Pictures do not belong in the copy; quote every entry below exactly.

### [Input data]

• • •

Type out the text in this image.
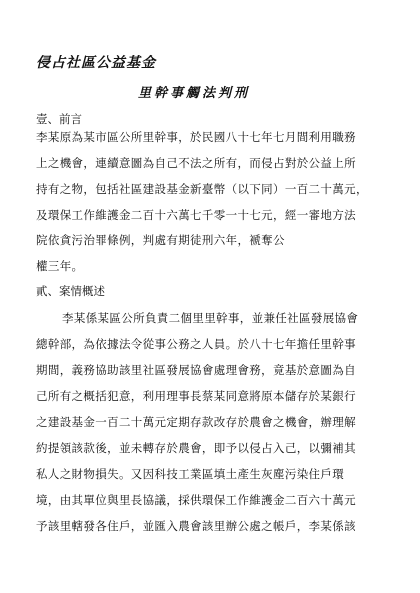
侵占社區公益基金
里幹事觸法判刑
壹、前言
李某原為某市區公所里幹事，於民國八十七年七月間利用職務
上之機會，連續意圖為自己不法之所有，而侵占對於公益上所
持有之物，包括社區建設基金新臺幣（以下同）一百二十萬元，
及環保工作維護金二百十六萬七千零一十七元，經一審地方法
院依貪污治罪條例，判處有期徒刑六年，褫奪公
權三年。
貳、案情概述
李某係某區公所負責二個里里幹事，並兼任社區發展協會
總幹部，為依據法令從事公務之人員。於八十七年擔任里幹事
期間，義務協助該里社區發展協會處理會務，竟基於意圖為自
己所有之概括犯意，利用理事長蔡某同意將原本儲存於某銀行
之建設基金一百二十萬元定期存款改存於農會之機會，辦理解
約提領該款後，並未轉存於農會，即予以侵占入己，以彌補其
私人之財物損失。又因科技工業區填土產生灰塵污染住戶環
境，由其單位與里長協議，採供環保工作維護金二百六十萬元
予該里轄發各住戶，並匯入農會該里辦公處之帳戶，李某係該
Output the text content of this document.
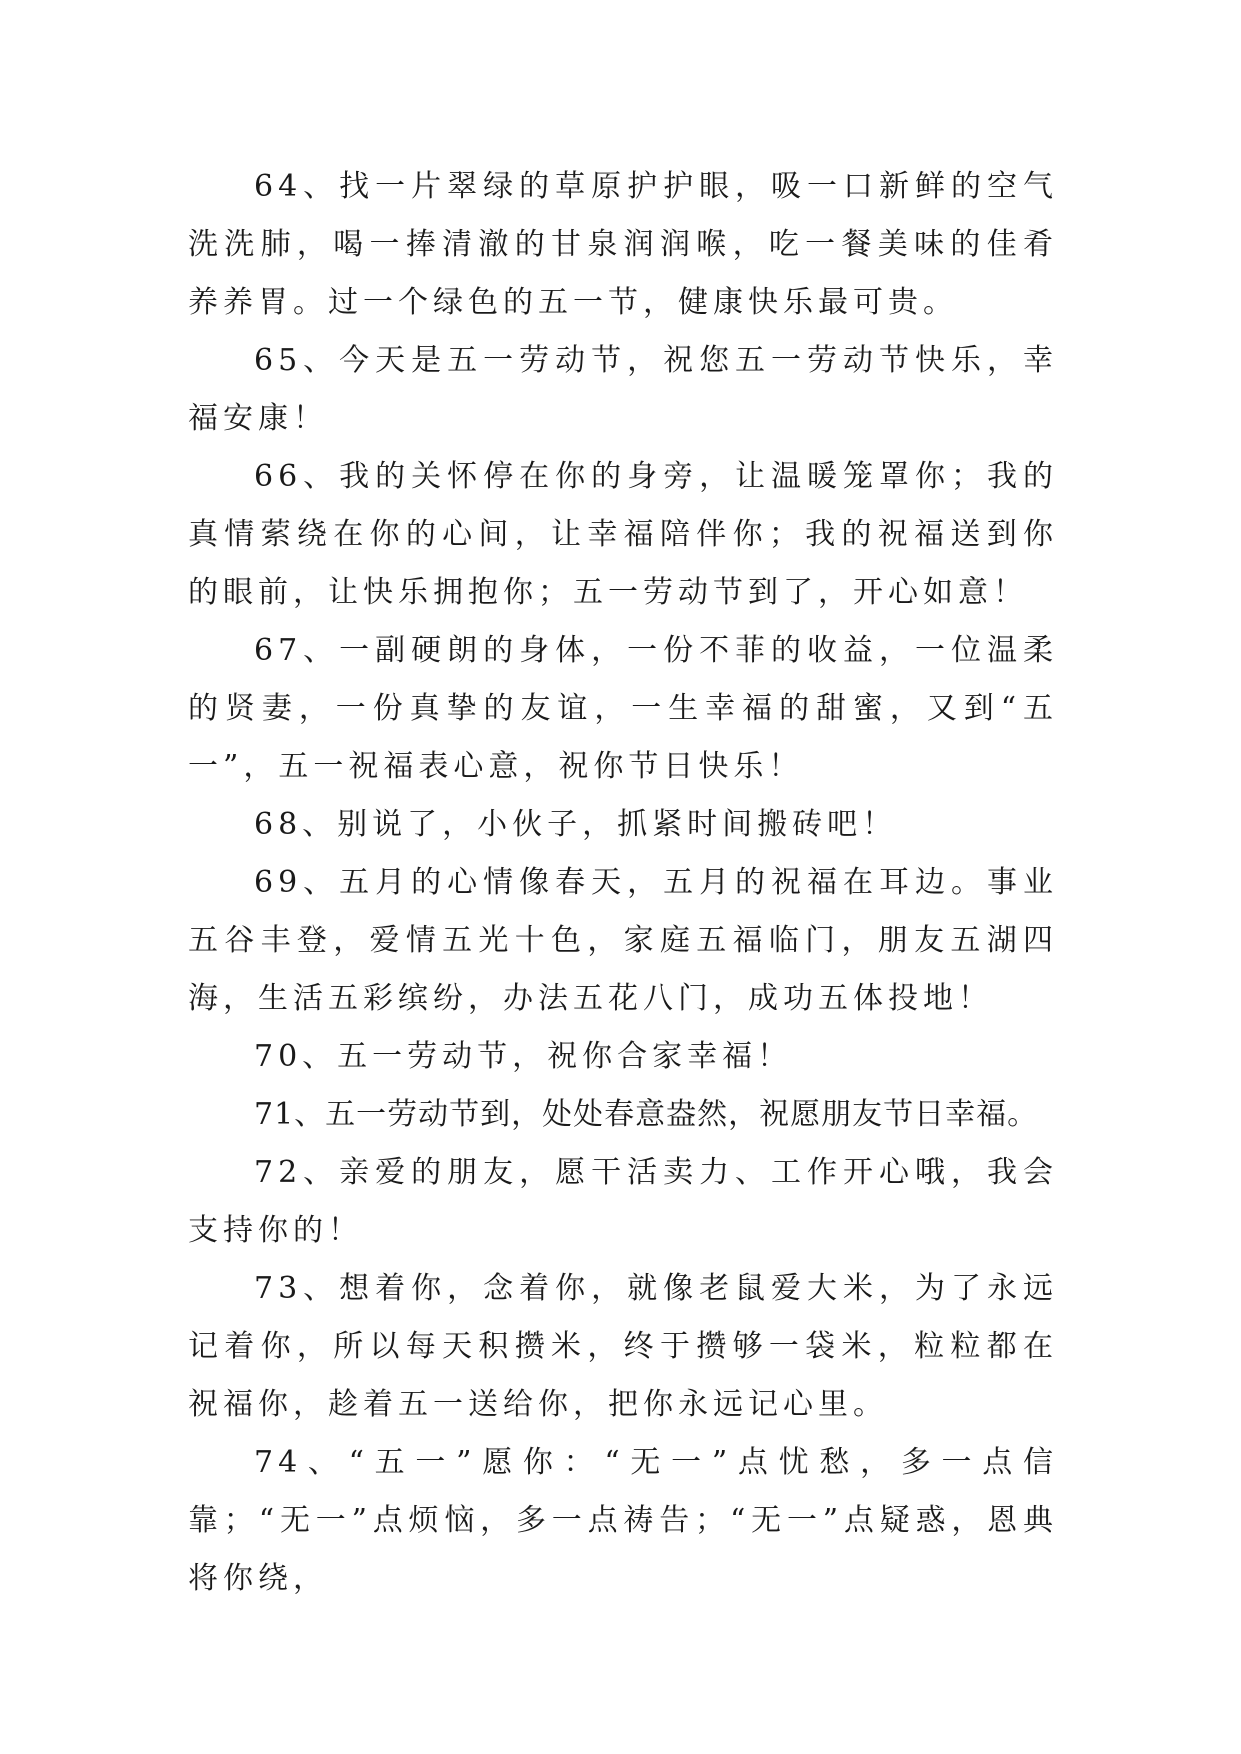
64、找一片翠绿的草原护护眼，吸一口新鲜的空气洗洗肺，喝一捧清澈的甘泉润润喉，吃一餐美味的佳肴养养胃。过一个绿色的五一节，健康快乐最可贵。

65、今天是五一劳动节，祝您五一劳动节快乐，幸福安康！

66、我的关怀停在你的身旁，让温暖笼罩你；我的真情萦绕在你的心间，让幸福陪伴你；我的祝福送到你的眼前，让快乐拥抱你；五一劳动节到了，开心如意！

67、一副硬朗的身体，一份不菲的收益，一位温柔的贤妻，一份真挚的友谊，一生幸福的甜蜜，又到“五一”，五一祝福表心意，祝你节日快乐！

68、别说了，小伙子，抓紧时间搬砖吧！

69、五月的心情像春天，五月的祝福在耳边。事业五谷丰登，爱情五光十色，家庭五福临门，朋友五湖四海，生活五彩缤纷，办法五花八门，成功五体投地！

70、五一劳动节，祝你合家幸福！

71、五一劳动节到，处处春意盎然，祝愿朋友节日幸福。

72、亲爱的朋友，愿干活卖力、工作开心哦，我会支持你的！

73、想着你，念着你，就像老鼠爱大米，为了永远记着你，所以每天积攒米，终于攒够一袋米，粒粒都在祝福你，趁着五一送给你，把你永远记心里。

74、“五一”愿你：“无一”点忧愁，多一点信靠；“无一”点烦恼，多一点祷告；“无一”点疑惑，恩典将你绕，
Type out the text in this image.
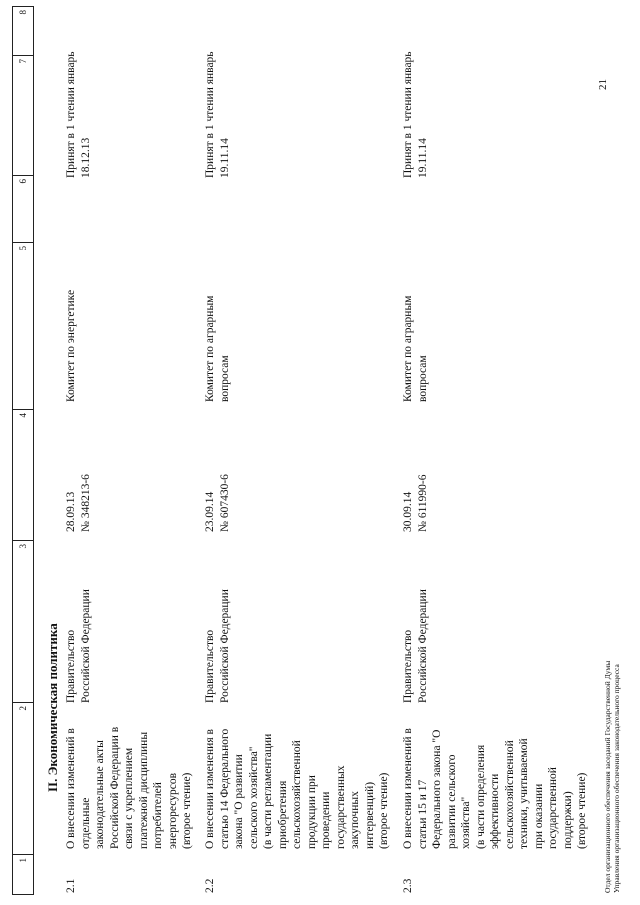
1
2
3
4
5
6
7
8
II. Экономическая политика
2.1
О внесении изменений в
отдельные
законодательные акты
Российской Федерации в
связи с укреплением
платежной дисциплины
потребителей
энергоресурсов
(второе чтение)
Правительство
Российской Федерации
28.09.13
№ 348213-6
Комитет по энергетике
Принят в 1 чтении январь
18.12.13
2.2
О внесении изменения в
статью 14 Федерального
закона "О развитии
сельского хозяйства"
(в части регламентации
приобретения
сельскохозяйственной
продукции при
проведении
государственных
закупочных
интервенций)
(второе чтение)
Правительство
Российской Федерации
23.09.14
№ 607430-6
Комитет по аграрным
вопросам
Принят в 1 чтении январь
19.11.14
2.3
О внесении изменений в
статьи 15 и 17
Федерального закона "О
развитии сельского
хозяйства"
(в части определения
эффективности
сельскохозяйственной
техники, учитываемой
при оказании
государственной
поддержки)
(второе чтение)
Правительство
Российской Федерации
30.09.14
№ 611990-6
Комитет по аграрным
вопросам
Принят в 1 чтении январь
19.11.14
Отдел организационного обеспечения заседаний Государственной Думы Управления организационного обеспечения законодательного процесса
21
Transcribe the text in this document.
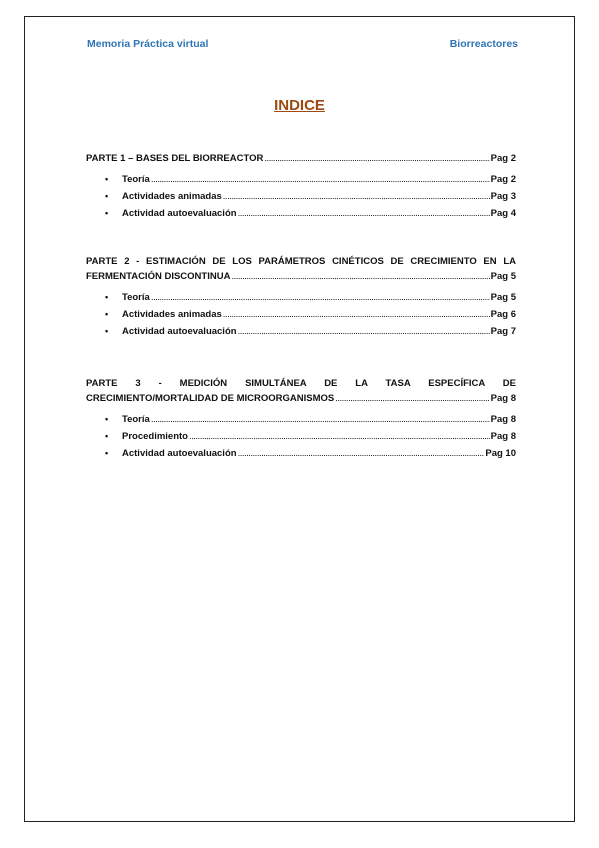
Memoria Práctica virtual	Biorreactores
INDICE
PARTE 1 – BASES DEL BIORREACTOR .....	Pag 2
• Teoría .....	Pag 2
• Actividades animadas .....	Pag 3
• Actividad autoevaluación .....	Pag 4
PARTE 2 - ESTIMACIÓN DE LOS PARÁMETROS CINÉTICOS DE CRECIMIENTO EN LA
FERMENTACIÓN DISCONTINUA .....	Pag 5
• Teoría .....	Pag 5
• Actividades animadas .....	Pag 6
• Actividad autoevaluación .....	Pag 7
PARTE 3 - MEDICIÓN SIMULTÁNEA DE LA TASA ESPECÍFICA DE
CRECIMIENTO/MORTALIDAD DE MICROORGANISMOS .....	Pag 8
• Teoría .....	Pag 8
• Procedimiento .....	Pag 8
• Actividad autoevaluación .....	Pag 10
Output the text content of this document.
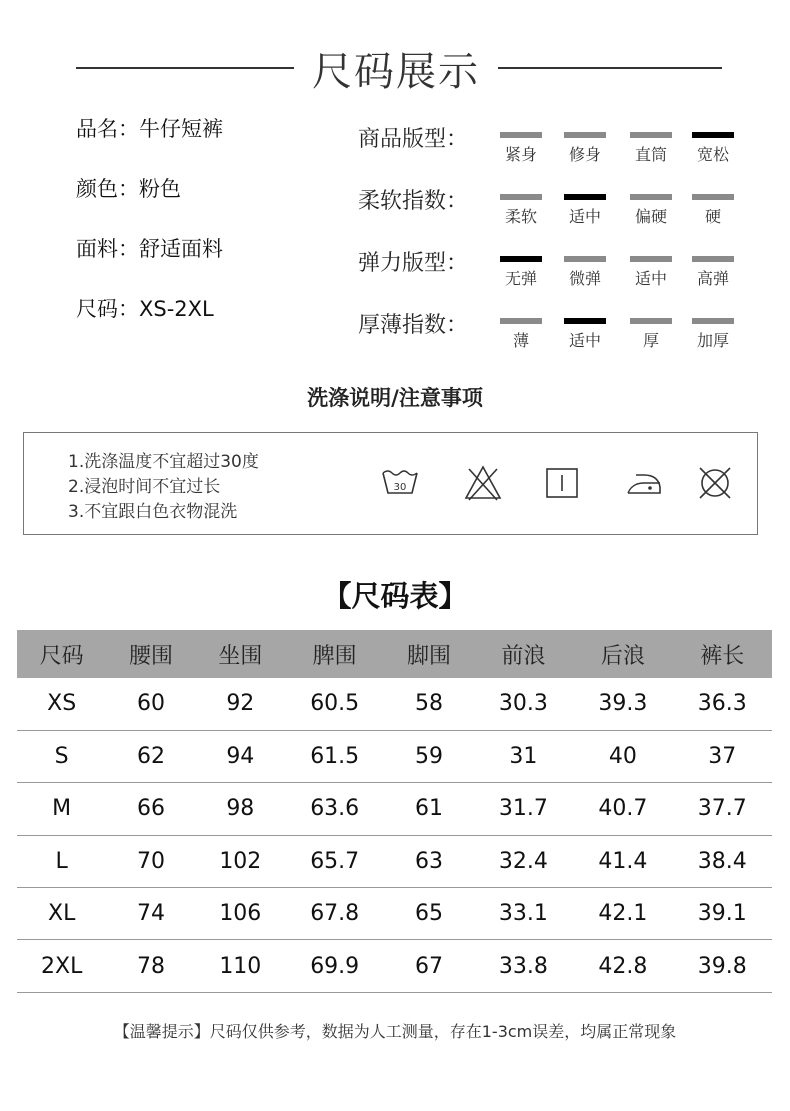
尺码展示
品名：牛仔短裤
颜色：粉色
面料：舒适面料
尺码：XS-2XL
商品版型：
紧身	修身	直筒	宽松
柔软指数：
柔软	适中	偏硬	硬
弹力版型：
无弹	微弹	适中	高弹
厚薄指数：
薄	适中	厚	加厚
洗涤说明/注意事项
1.洗涤温度不宜超过30度
2.浸泡时间不宜过长
3.不宜跟白色衣物混洗
30
【尺码表】
尺码	腰围	坐围	脾围	脚围	前浪	后浪	裤长
XS	60	92	60.5	58	30.3	39.3	36.3
S	62	94	61.5	59	31	40	37
M	66	98	63.6	61	31.7	40.7	37.7
L	70	102	65.7	63	32.4	41.4	38.4
XL	74	106	67.8	65	33.1	42.1	39.1
2XL	78	110	69.9	67	33.8	42.8	39.8
【温馨提示】尺码仅供参考，数据为人工测量，存在1-3cm误差，均属正常现象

• • •

### [Result of this task]
Type out the text in this image.
侵占社區公益基金
里幹事觸法判刑
壹、前言
李某原為某市區公所里幹事，於民國八十七年七月間利用職務
上之機會，連續意圖為自己不法之所有，而侵占對於公益上所
持有之物，包括社區建設基金新臺幣（以下同）一百二十萬元，
及環保工作維護金二百十六萬七千零一十七元，經一審地方法
院依貪污治罪條例，判處有期徒刑六年，褫奪公
權三年。
貳、案情概述
李某係某區公所負責二個里里幹事，並兼任社區發展協會
總幹部，為依據法令從事公務之人員。於八十七年擔任里幹事
期間，義務協助該里社區發展協會處理會務，竟基於意圖為自
己所有之概括犯意，利用理事長蔡某同意將原本儲存於某銀行
之建設基金一百二十萬元定期存款改存於農會之機會，辦理解
約提領該款後，並未轉存於農會，即予以侵占入己，以彌補其
私人之財物損失。又因科技工業區填土產生灰塵污染住戶環
境，由其單位與里長協議，採供環保工作維護金二百六十萬元
予該里轄發各住戶，並匯入農會該里辦公處之帳戶，李某係該
Output the text content of this document.
64、找一片翠绿的草原护护眼，吸一口新鲜的空气洗洗肺，喝一捧清澈的甘泉润润喉，吃一餐美味的佳肴养养胃。过一个绿色的五一节，健康快乐最可贵。

65、今天是五一劳动节，祝您五一劳动节快乐，幸福安康！

66、我的关怀停在你的身旁，让温暖笼罩你；我的真情萦绕在你的心间，让幸福陪伴你；我的祝福送到你的眼前，让快乐拥抱你；五一劳动节到了，开心如意！

67、一副硬朗的身体，一份不菲的收益，一位温柔的贤妻，一份真挚的友谊，一生幸福的甜蜜，又到“五一”，五一祝福表心意，祝你节日快乐！

68、别说了，小伙子，抓紧时间搬砖吧！

69、五月的心情像春天，五月的祝福在耳边。事业五谷丰登，爱情五光十色，家庭五福临门，朋友五湖四海，生活五彩缤纷，办法五花八门，成功五体投地！

70、五一劳动节，祝你合家幸福！

71、五一劳动节到，处处春意盎然，祝愿朋友节日幸福。

72、亲爱的朋友，愿干活卖力、工作开心哦，我会支持你的！

73、想着你，念着你，就像老鼠爱大米，为了永远记着你，所以每天积攒米，终于攒够一袋米，粒粒都在祝福你，趁着五一送给你，把你永远记心里。

74、“五一”愿你：“无一”点忧愁，多一点信靠；“无一”点烦恼，多一点祷告；“无一”点疑惑，恩典将你绕，
Type out the text in this image.
1
2
3
4
5
6
7
8
II. Экономическая политика
2.1
О внесении изменений в
отдельные
законодательные акты
Российской Федерации в
связи с укреплением
платежной дисциплины
потребителей
энергоресурсов
(второе чтение)
Правительство
Российской Федерации
28.09.13
№ 348213-6
Комитет по энергетике
Принят в 1 чтении январь
18.12.13
2.2
О внесении изменения в
статью 14 Федерального
закона "О развитии
сельского хозяйства"
(в части регламентации
приобретения
сельскохозяйственной
продукции при
проведении
государственных
закупочных
интервенций)
(второе чтение)
Правительство
Российской Федерации
23.09.14
№ 607430-6
Комитет по аграрным
вопросам
Принят в 1 чтении январь
19.11.14
2.3
О внесении изменений в
статьи 15 и 17
Федерального закона "О
развитии сельского
хозяйства"
(в части определения
эффективности
сельскохозяйственной
техники, учитываемой
при оказании
государственной
поддержки)
(второе чтение)
Правительство
Российской Федерации
30.09.14
№ 611990-6
Комитет по аграрным
вопросам
Принят в 1 чтении январь
19.11.14
Отдел организационного обеспечения заседаний Государственной Думы Управления организационного обеспечения законодательного процесса
21
Transcribe the text in this document.
Memoria Práctica virtual	Biorreactores
INDICE
PARTE 1 – BASES DEL BIORREACTOR .....	Pag 2
• Teoría .....	Pag 2
• Actividades animadas .....	Pag 3
• Actividad autoevaluación .....	Pag 4
PARTE 2 - ESTIMACIÓN DE LOS PARÁMETROS CINÉTICOS DE CRECIMIENTO EN LA
FERMENTACIÓN DISCONTINUA .....	Pag 5
• Teoría .....	Pag 5
• Actividades animadas .....	Pag 6
• Actividad autoevaluación .....	Pag 7
PARTE 3 - MEDICIÓN SIMULTÁNEA DE LA TASA ESPECÍFICA DE
CRECIMIENTO/MORTALIDAD DE MICROORGANISMOS .....	Pag 8
• Teoría .....	Pag 8
• Procedimiento .....	Pag 8
• Actividad autoevaluación .....	Pag 10
Output the text content of this document.
尺码展示
品名：牛仔短裤
颜色：粉色
面料：舒适面料
尺码：XS-2XL
商品版型：
紧身	修身	直筒	宽松
柔软指数：
柔软	适中	偏硬	硬
弹力版型：
无弹	微弹	适中	高弹
厚薄指数：
薄	适中	厚	加厚
洗涤说明/注意事项
1.洗涤温度不宜超过30度
2.浸泡时间不宜过长
3.不宜跟白色衣物混洗
30
【尺码表】
尺码	腰围	坐围	脾围	脚围	前浪	后浪	裤长
XS	60	92	60.5	58	30.3	39.3	36.3
S	62	94	61.5	59	31	40	37
M	66	98	63.6	61	31.7	40.7	37.7
L	70	102	65.7	63	32.4	41.4	38.4
XL	74	106	67.8	65	33.1	42.1	39.1
2XL	78	110	69.9	67	33.8	42.8	39.8
【温馨提示】尺码仅供参考，数据为人工测量，存在1-3cm误差，均属正常现象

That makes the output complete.